● **EXCERPTED DATA**:
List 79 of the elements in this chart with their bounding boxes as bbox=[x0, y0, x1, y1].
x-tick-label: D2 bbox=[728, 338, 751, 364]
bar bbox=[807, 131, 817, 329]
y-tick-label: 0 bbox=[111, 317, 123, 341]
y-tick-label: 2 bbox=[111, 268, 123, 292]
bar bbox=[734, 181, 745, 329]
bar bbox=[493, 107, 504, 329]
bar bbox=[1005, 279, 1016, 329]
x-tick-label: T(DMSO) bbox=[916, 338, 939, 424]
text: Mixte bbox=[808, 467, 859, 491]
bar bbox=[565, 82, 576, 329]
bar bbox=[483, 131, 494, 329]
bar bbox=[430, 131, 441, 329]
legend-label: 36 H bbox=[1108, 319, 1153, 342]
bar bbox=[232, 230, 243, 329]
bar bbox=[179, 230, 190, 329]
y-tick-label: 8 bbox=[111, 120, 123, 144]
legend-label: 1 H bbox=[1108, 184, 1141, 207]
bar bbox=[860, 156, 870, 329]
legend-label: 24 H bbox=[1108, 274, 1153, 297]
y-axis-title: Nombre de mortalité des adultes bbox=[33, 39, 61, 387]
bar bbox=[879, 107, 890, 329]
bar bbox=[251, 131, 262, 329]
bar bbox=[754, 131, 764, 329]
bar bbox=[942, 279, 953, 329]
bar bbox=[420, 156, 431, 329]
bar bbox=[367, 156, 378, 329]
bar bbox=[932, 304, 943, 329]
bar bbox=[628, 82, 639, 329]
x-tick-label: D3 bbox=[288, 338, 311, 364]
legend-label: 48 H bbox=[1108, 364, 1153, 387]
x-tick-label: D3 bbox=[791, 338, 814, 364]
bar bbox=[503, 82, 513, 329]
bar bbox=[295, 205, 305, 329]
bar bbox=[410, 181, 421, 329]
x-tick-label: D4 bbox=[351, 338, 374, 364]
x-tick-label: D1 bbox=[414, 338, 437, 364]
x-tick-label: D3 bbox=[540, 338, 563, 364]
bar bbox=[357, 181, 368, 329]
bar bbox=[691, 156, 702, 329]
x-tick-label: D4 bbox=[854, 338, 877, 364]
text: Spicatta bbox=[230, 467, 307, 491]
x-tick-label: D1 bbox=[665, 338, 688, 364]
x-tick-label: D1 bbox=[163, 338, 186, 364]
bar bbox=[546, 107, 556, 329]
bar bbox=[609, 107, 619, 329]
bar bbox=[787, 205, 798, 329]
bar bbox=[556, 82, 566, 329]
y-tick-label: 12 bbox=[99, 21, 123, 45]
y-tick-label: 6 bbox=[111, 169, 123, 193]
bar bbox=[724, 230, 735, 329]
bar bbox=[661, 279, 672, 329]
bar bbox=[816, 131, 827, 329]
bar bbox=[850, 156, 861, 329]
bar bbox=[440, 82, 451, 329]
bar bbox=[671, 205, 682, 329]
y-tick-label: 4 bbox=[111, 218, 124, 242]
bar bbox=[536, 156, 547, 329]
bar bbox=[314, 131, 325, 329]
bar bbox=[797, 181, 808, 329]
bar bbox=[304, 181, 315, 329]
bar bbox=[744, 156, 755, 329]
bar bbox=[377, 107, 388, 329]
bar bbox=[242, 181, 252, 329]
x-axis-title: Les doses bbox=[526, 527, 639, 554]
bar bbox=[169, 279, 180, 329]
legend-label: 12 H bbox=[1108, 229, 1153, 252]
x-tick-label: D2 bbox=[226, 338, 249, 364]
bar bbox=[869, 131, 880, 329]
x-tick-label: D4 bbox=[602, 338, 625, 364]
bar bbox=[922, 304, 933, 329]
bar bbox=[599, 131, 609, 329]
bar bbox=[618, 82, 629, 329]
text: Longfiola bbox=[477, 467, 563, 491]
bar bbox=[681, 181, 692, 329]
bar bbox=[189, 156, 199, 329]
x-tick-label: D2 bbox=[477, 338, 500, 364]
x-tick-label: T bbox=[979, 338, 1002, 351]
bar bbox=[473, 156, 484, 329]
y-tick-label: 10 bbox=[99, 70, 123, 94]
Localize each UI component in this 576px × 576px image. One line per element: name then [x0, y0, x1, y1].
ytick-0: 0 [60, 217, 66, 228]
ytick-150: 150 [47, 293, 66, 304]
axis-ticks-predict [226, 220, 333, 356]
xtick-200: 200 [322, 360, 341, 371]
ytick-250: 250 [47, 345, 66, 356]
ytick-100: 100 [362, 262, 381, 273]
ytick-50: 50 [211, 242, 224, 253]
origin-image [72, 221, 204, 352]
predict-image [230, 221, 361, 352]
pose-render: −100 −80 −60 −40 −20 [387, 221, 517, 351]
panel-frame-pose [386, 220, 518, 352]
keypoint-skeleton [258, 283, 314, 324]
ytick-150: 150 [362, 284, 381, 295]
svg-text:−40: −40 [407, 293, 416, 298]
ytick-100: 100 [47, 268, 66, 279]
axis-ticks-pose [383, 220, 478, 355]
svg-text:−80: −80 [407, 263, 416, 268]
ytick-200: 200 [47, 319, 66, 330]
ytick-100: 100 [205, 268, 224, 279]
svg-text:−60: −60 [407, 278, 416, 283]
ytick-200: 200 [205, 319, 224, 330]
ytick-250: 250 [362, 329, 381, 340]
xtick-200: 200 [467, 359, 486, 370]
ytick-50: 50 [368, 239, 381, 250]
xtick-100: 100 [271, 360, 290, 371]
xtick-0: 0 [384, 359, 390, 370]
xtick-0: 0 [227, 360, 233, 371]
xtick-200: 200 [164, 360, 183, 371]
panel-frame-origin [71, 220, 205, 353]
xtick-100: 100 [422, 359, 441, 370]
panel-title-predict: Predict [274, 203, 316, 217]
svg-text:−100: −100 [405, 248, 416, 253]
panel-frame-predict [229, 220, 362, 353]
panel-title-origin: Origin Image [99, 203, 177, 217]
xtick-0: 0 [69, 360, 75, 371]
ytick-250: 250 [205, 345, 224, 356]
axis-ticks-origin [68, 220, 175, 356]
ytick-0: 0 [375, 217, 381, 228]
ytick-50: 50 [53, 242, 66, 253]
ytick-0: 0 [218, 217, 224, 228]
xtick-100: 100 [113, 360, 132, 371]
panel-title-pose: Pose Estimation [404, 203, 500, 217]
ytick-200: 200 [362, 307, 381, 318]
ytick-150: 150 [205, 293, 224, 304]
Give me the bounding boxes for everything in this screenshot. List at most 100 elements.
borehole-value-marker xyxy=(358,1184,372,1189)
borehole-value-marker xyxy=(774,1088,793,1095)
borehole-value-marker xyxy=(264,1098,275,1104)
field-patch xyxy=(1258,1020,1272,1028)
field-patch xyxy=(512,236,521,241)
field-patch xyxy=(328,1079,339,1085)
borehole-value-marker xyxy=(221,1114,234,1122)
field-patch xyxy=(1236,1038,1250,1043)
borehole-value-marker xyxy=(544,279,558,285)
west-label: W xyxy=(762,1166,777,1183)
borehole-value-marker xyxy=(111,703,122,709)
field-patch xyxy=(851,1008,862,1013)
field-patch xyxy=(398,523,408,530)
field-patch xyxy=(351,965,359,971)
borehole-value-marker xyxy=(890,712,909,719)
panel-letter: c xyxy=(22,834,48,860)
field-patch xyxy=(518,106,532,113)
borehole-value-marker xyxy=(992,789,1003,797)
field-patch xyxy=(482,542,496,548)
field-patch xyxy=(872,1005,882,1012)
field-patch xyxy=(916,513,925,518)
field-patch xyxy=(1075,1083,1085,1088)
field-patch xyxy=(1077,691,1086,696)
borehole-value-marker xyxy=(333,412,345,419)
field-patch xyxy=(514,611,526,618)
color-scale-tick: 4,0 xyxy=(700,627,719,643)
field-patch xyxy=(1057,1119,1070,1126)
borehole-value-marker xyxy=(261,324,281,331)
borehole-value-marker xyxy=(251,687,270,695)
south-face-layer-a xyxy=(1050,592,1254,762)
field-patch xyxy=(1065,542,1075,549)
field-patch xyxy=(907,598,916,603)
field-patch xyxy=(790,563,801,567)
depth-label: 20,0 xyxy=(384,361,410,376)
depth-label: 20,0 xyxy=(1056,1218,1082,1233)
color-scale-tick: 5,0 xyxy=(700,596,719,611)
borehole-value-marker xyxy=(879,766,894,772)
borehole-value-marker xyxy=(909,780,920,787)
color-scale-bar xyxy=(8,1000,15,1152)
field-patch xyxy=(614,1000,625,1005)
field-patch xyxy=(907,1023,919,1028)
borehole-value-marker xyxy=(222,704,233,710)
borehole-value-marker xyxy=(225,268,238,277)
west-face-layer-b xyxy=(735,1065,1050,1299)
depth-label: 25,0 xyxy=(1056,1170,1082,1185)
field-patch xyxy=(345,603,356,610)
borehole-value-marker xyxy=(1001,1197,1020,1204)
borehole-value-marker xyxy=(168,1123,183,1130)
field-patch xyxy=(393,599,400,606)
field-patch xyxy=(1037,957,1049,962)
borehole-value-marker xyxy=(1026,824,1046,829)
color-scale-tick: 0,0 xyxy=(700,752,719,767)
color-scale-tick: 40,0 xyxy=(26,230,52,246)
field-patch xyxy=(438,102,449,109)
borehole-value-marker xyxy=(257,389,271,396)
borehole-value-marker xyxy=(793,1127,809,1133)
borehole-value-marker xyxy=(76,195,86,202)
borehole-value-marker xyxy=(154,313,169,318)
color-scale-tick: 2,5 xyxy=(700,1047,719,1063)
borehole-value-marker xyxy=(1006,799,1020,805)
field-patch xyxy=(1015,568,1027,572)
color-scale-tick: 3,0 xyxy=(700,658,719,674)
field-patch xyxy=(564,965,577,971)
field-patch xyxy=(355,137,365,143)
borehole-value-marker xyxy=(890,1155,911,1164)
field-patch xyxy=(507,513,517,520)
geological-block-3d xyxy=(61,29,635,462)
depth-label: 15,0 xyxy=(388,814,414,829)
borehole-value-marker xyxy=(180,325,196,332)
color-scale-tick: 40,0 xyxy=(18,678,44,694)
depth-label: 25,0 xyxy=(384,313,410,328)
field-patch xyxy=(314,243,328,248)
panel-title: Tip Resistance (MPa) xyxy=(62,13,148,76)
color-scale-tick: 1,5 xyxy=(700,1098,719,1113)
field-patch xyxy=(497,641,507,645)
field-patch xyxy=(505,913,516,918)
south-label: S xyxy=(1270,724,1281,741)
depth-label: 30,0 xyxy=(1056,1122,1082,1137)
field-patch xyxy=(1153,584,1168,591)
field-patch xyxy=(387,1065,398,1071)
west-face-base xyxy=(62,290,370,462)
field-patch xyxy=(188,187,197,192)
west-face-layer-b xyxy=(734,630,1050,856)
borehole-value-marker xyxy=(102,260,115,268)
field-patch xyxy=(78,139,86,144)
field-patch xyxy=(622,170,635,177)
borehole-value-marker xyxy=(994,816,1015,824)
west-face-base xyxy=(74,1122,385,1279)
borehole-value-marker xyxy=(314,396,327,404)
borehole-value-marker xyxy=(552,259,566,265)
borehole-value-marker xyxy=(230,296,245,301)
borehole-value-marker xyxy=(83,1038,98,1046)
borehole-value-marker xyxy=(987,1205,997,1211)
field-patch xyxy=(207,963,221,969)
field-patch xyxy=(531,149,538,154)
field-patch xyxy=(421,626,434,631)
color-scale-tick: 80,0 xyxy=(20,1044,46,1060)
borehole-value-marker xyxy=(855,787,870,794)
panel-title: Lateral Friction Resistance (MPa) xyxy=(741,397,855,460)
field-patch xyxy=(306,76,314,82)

● **WHAT THE TASK ASKS**: Write out the listing above line for line, beginning at its first line and stopping after the line that contains "bar bbox=[1005, 279, 1016, 329]".

● **RESPONSE TO THIS EXERCISE**:
List 79 of the elements in this chart with their bounding boxes as bbox=[x0, y0, x1, y1].
x-tick-label: D2 bbox=[728, 338, 751, 364]
bar bbox=[807, 131, 817, 329]
y-tick-label: 0 bbox=[111, 317, 123, 341]
y-tick-label: 2 bbox=[111, 268, 123, 292]
bar bbox=[734, 181, 745, 329]
bar bbox=[493, 107, 504, 329]
bar bbox=[1005, 279, 1016, 329]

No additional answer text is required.